▶ RECORDS FOR THE EXERCISE:
☆ ☆ ☆ ☆ ☆
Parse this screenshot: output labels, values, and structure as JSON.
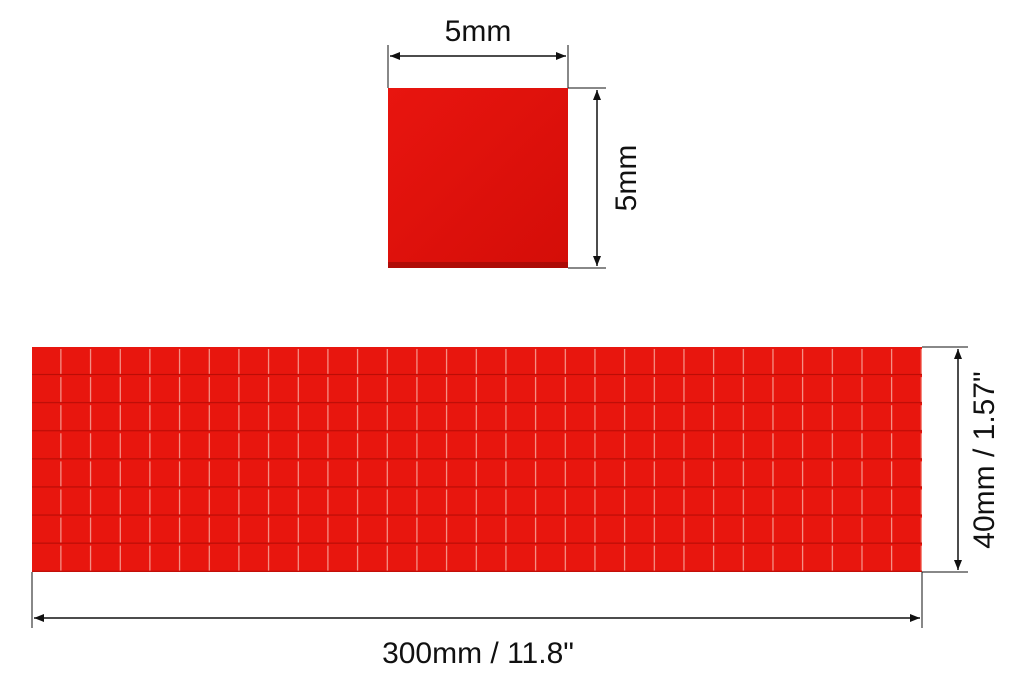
{
  "labels": {
    "square_width": "5mm",
    "square_height": "5mm",
    "strip_height": "40mm / 1.57\"",
    "strip_length": "300mm / 11.8\""
  }
}
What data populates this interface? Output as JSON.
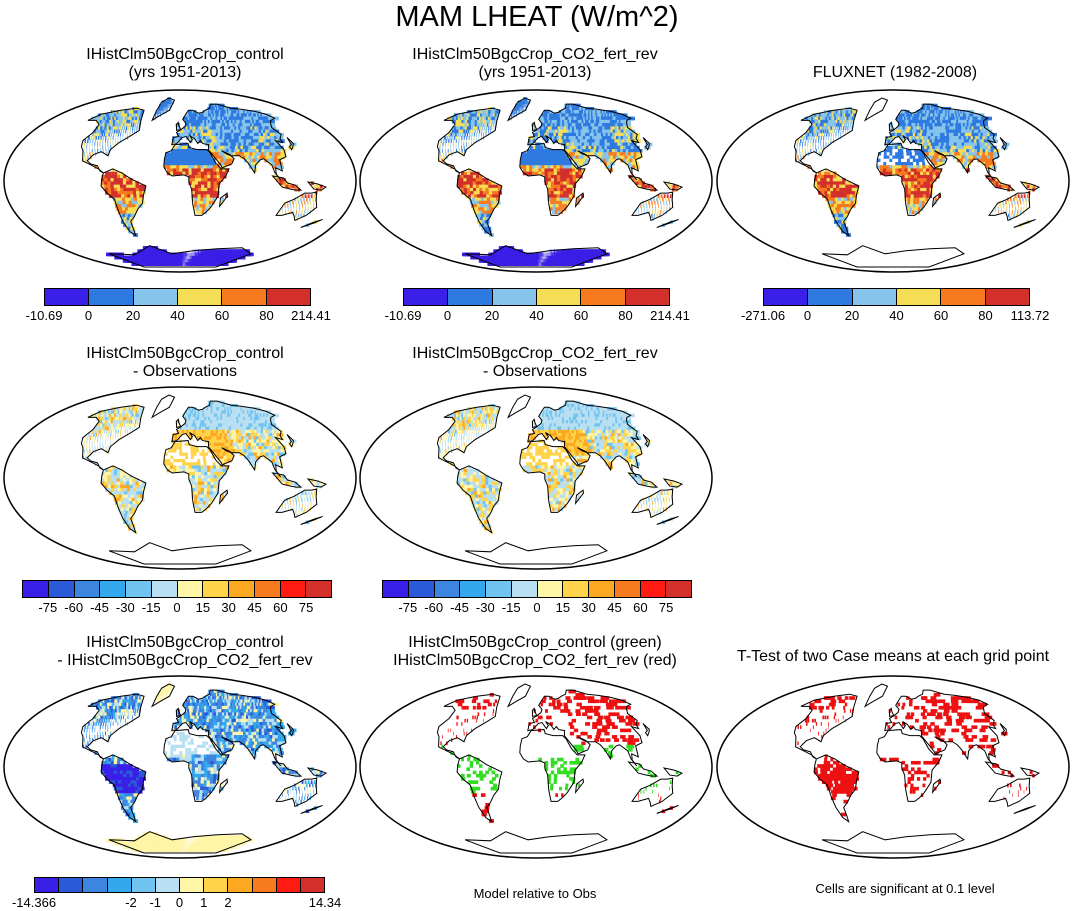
☆ ☆ ☆ ☆ ☆
▶ DIRECTION: The records above are to be quoted exactly, with all pictures left out.

▶ FINISHED ANSWER:
Parse this screenshot: output labels, values, and structure as JSON.
{
  "labels": {
    "square_width": "5mm",
    "square_height": "5mm",
    "strip_height": "40mm / 1.57\"",
    "strip_length": "300mm / 11.8\""
  }
}
What data populates this interface? Output as JSON.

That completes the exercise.